Una tercera frase que en aquella época empezaba a sonar de manera habitual, la aplicó Adolf, también, por primera vez, en relación con estos osados planes de reconstrucción; ¡La reforma social! En esta frase había encontrado cabida muchas cosas que todavía no habían acabado de gestarse en su cabeza. Pero el celoso estudio de las obras políticas y la asistencia a las sesiones del Parlamento, a lo que me obligaba también a mí, llenaban esta fraseología de la reforma social, lentamente, con un contenido más concreto.
Cuando un día estallara el “embate de la revolución” y surgiera el “Estado ideal”, se convertiría, también, en realidad, esta “reforma social”, esperada desde hacía tanto tiempo. Entonces sería llegado el instante de derribar las construcciones de los “propietarios profesionales” y empezar la construcción de sus urbanizaciones de casitas en las bellas y atractivas llanuras detrás de Nussdorf.
He comentado con tanto detalle estos proyectos de mi amigo, porque me parecen extraordinariamente típicos para el ulterior desarrollo de su carácter y de sus pensamientos en ocasión de su estancia en Viena. Desde un principio había yo comprendido que a mi amigo no podía serle indiferente la miseria de las masas de la gran ciudad. Le conocía demasiado bien y sabía que no cerraba los ojos ante nada y que por esto su modo de ser era incapaz de pasar con indiferencia y desinterés ante cualquier fenómeno general. Pero no hubiera creído jamás que estas experiencias en los arrabales vieneses pudieran dar un impulso tan inaudito a sus pensamientos. En lo más íntimo de mi ser había tenido yo a mi amigo por un artista, y hubiera comprendido, ciertamente, que se hubiera indignado ante la vista de estas masas hundidas, sin remisión, en la miseria, pero que se hubiera mantenido alejado de este espectáculo en su interior, para no ser arrastrado al abismo por la insoslayable fatalidad que se cernía sobre esta gran ciudad. Yo contaba con su fino sentido, con su percepción estética, con su continuo temor a entrar en contacto físico con otras personas —¡raras veces tendía la mano a los demás! — y creía que esto le sería suficiente para distanciarse abiertamente de las masas. Y así fue, en efecto. Pero solamente por lo que se refiere a un trato personal. Con todo su corazón, sin embargo, se alineó entonces en las filas de los desheredados por el destino. No sentía compasión, en el sentido corriente de la palabra, por estas masas huérfanas de todo derecho. Esto le hubiera parecido demasiado poco. No se limitaba a sufrir con ellos, sino que vivía también para ellos, y consagraba toda su capacidad y todos sus pensamientos a liberar a estos seres de su miseria y de su opresión. No cabe la menor duda de que esta ardiente voluntad y deseo por una total reorganización de la vida entera, considerado desde un punto de vista personal, era la respuesta dada por él al destino, que, golpe tras golpe, le habría llevado también a él a la miseria.
************
OBJETIVO A
Por favor, imprime sin cambios el pasaje del artículo que comienza con las palabras "Una tercera frase" y concluye con "contenido más concreto.".
El artículo y las entradas son materiales independientes entre sí.
************
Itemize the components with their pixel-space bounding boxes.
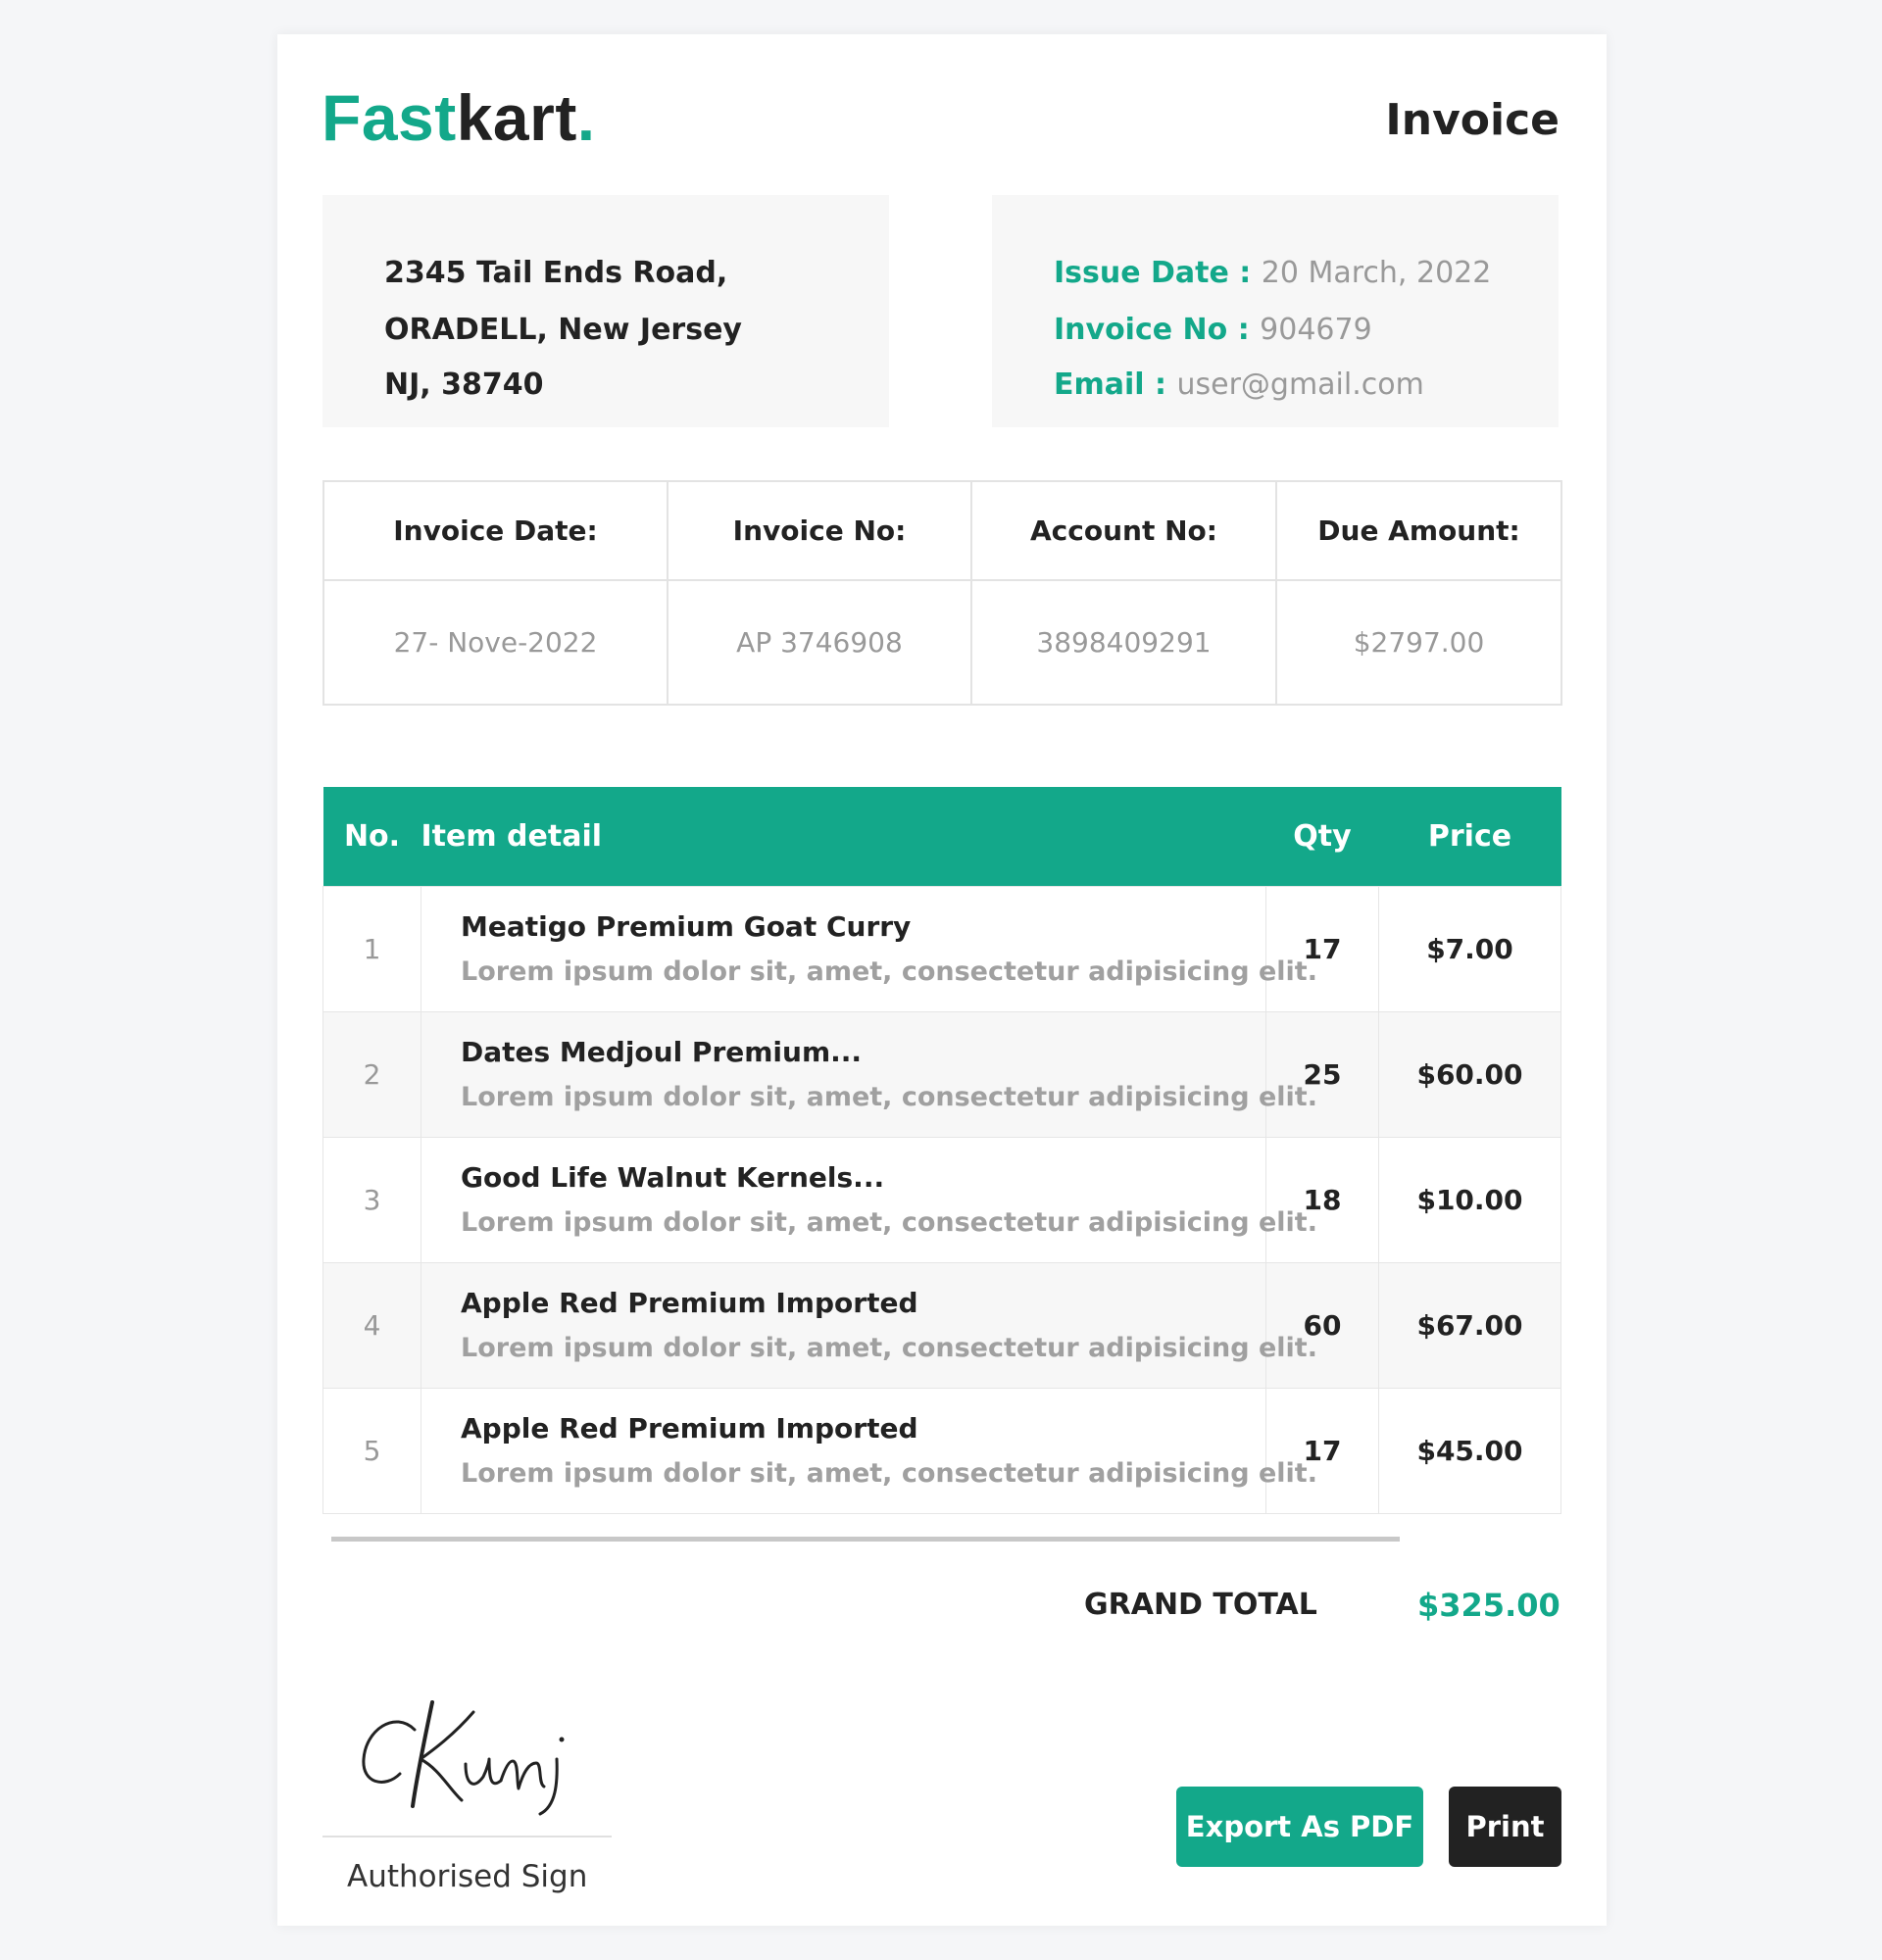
item-name: Dates Medjoul Premium... <box>461 1036 863 1068</box>
total-divider <box>331 1537 1400 1542</box>
email-row: Email : user@gmail.com <box>1054 368 1424 402</box>
invoice-meta-panel: Issue Date : 20 March, 2022 Invoice No :… <box>992 195 1559 427</box>
items-header-detail: Item detail <box>421 818 603 854</box>
address-panel: 2345 Tail Ends Road, ORADELL, New Jersey… <box>322 195 889 427</box>
item-detail: Meatigo Premium Goat Curry Lorem ipsum d… <box>421 885 1317 1012</box>
item-number: 2 <box>322 1010 421 1138</box>
email-label: Email : <box>1054 368 1167 402</box>
logo-dot: . <box>576 81 596 154</box>
invoice-summary-table: Invoice Date: Invoice No: Account No: Du… <box>322 480 1562 706</box>
grand-total-value: $325.00 <box>1417 1587 1560 1624</box>
page-title: Invoice <box>1385 95 1560 145</box>
item-price: $10.00 <box>1378 1136 1561 1263</box>
table-row: 4 Apple Red Premium Imported Lorem ipsum… <box>322 1261 1561 1389</box>
export-pdf-button[interactable]: Export As PDF <box>1176 1787 1423 1867</box>
item-detail: Apple Red Premium Imported Lorem ipsum d… <box>421 1387 1317 1514</box>
item-number: 1 <box>322 885 421 1012</box>
item-description: Lorem ipsum dolor sit, amet, consectetur… <box>461 1207 1317 1238</box>
table-row: 3 Good Life Walnut Kernels... Lorem ipsu… <box>322 1136 1561 1263</box>
summary-value-row: 27- Nove-2022 AP 3746908 3898409291 $279… <box>322 579 1562 706</box>
item-qty: 25 <box>1265 1010 1379 1138</box>
summary-header: Invoice Date: <box>322 480 669 581</box>
item-qty: 60 <box>1265 1261 1379 1389</box>
item-price: $45.00 <box>1378 1387 1561 1514</box>
table-row: 2 Dates Medjoul Premium... Lorem ipsum d… <box>322 1010 1561 1138</box>
item-detail: Good Life Walnut Kernels... Lorem ipsum … <box>421 1136 1317 1263</box>
summary-header-row: Invoice Date: Invoice No: Account No: Du… <box>322 480 1562 581</box>
grand-total-label: GRAND TOTAL <box>1084 1588 1317 1622</box>
item-number: 5 <box>322 1387 421 1514</box>
issue-date-row: Issue Date : 20 March, 2022 <box>1054 256 1491 290</box>
item-price: $67.00 <box>1378 1261 1561 1389</box>
summary-header: Due Amount: <box>1275 480 1562 581</box>
item-detail: Apple Red Premium Imported Lorem ipsum d… <box>421 1261 1317 1389</box>
invoice-card: Fastkart. Invoice 2345 Tail Ends Road, O… <box>277 34 1607 1926</box>
signature-label: Authorised Sign <box>347 1859 588 1894</box>
summary-value: 3898409291 <box>970 579 1277 706</box>
item-number: 3 <box>322 1136 421 1263</box>
item-name: Apple Red Premium Imported <box>461 1287 918 1319</box>
items-header-qty: Qty <box>1293 818 1352 854</box>
address-line-2: ORADELL, New Jersey <box>384 313 742 347</box>
summary-value: $2797.00 <box>1275 579 1562 706</box>
item-name: Meatigo Premium Goat Curry <box>461 910 912 943</box>
item-price: $7.00 <box>1378 885 1561 1012</box>
items-header-no: No. <box>343 818 401 854</box>
item-qty: 18 <box>1265 1136 1379 1263</box>
item-qty: 17 <box>1265 1387 1379 1514</box>
summary-header: Invoice No: <box>667 480 972 581</box>
item-price: $60.00 <box>1378 1010 1561 1138</box>
summary-value: AP 3746908 <box>667 579 972 706</box>
summary-value: 27- Nove-2022 <box>322 579 669 706</box>
signature-image <box>362 1700 565 1816</box>
item-name: Apple Red Premium Imported <box>461 1412 918 1445</box>
item-description: Lorem ipsum dolor sit, amet, consectetur… <box>461 956 1317 987</box>
invoice-no-value: 904679 <box>1260 313 1372 347</box>
items-header-price: Price <box>1427 818 1512 854</box>
table-row: 5 Apple Red Premium Imported Lorem ipsum… <box>322 1387 1561 1514</box>
item-description: Lorem ipsum dolor sit, amet, consectetur… <box>461 1082 1317 1112</box>
invoice-no-row: Invoice No : 904679 <box>1054 313 1372 347</box>
items-header-row: No. Item detail Qty Price <box>322 787 1561 886</box>
issue-date-label: Issue Date : <box>1054 256 1252 290</box>
item-name: Good Life Walnut Kernels... <box>461 1161 885 1194</box>
table-row: 1 Meatigo Premium Goat Curry Lorem ipsum… <box>322 885 1561 1012</box>
item-description: Lorem ipsum dolor sit, amet, consectetur… <box>461 1458 1317 1489</box>
item-qty: 17 <box>1265 885 1379 1012</box>
items-table: No. Item detail Qty Price 1 Meatigo Prem… <box>322 787 1561 1514</box>
issue-date-value: 20 March, 2022 <box>1261 256 1492 290</box>
address-line-1: 2345 Tail Ends Road, <box>384 256 728 290</box>
summary-header: Account No: <box>970 480 1277 581</box>
logo-part-1: Fast <box>322 81 457 154</box>
signature-line <box>322 1836 612 1838</box>
logo-part-2: kart <box>456 81 577 154</box>
item-detail: Dates Medjoul Premium... Lorem ipsum dol… <box>421 1010 1317 1138</box>
invoice-no-label: Invoice No : <box>1054 313 1250 347</box>
address-line-3: NJ, 38740 <box>384 368 544 402</box>
print-button[interactable]: Print <box>1449 1787 1561 1867</box>
item-number: 4 <box>322 1261 421 1389</box>
item-description: Lorem ipsum dolor sit, amet, consectetur… <box>461 1333 1317 1363</box>
email-value: user@gmail.com <box>1176 368 1424 402</box>
brand-logo: Fastkart. <box>322 85 596 150</box>
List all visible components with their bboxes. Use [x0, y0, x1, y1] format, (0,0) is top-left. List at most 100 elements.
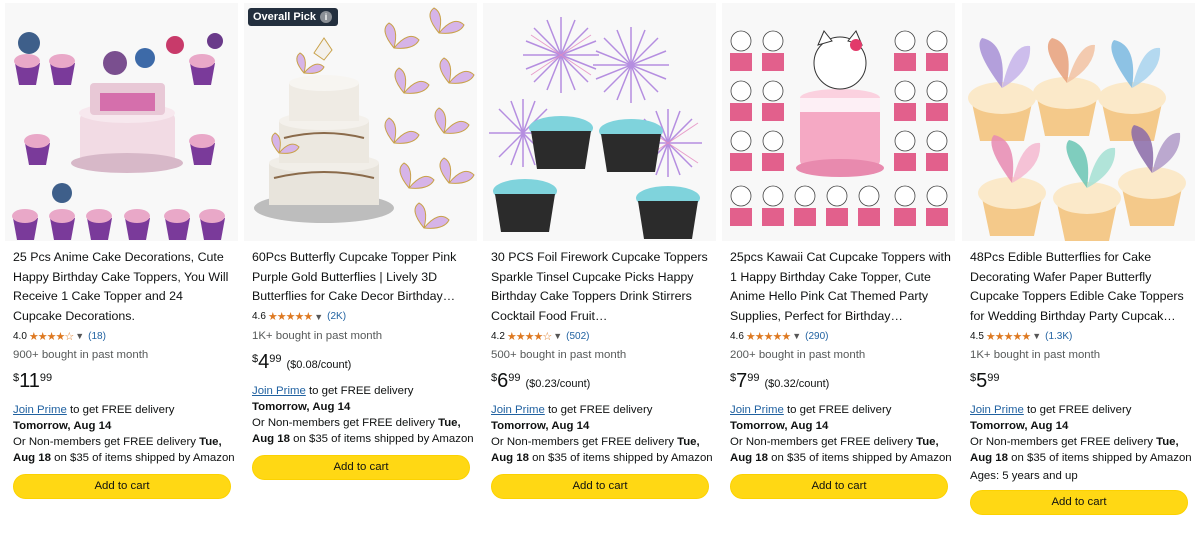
************
OBJETIVO B
Localiza en las entradas cada línea que contenga la cadena "part", teniendo en cuenta mayúsculas y minúsculas, y cópiala.

RESPUESTA CORRECTA A
Una tercera frase que en aquella época empezaba a sonar de manera habitual, la aplicó Adolf, también, por primera vez, en relación con estos osados planes de reconstrucción; ¡La reforma social! En esta frase había encontrado cabida muchas cosas que todavía no habían acabado de gestarse en su cabeza. Pero el celoso estudio de las obras políticas y la asistencia a las sesiones del Parlamento, a lo que me obligaba también a mí, llenaban esta fraseología de la reforma social, lentamente, con un contenido más concreto.

RESPUESTA CORRECTA B
logo-part-1: Fast <box>322 81 457 154</box>
logo-part-2: kart <box>456 81 577 154</box>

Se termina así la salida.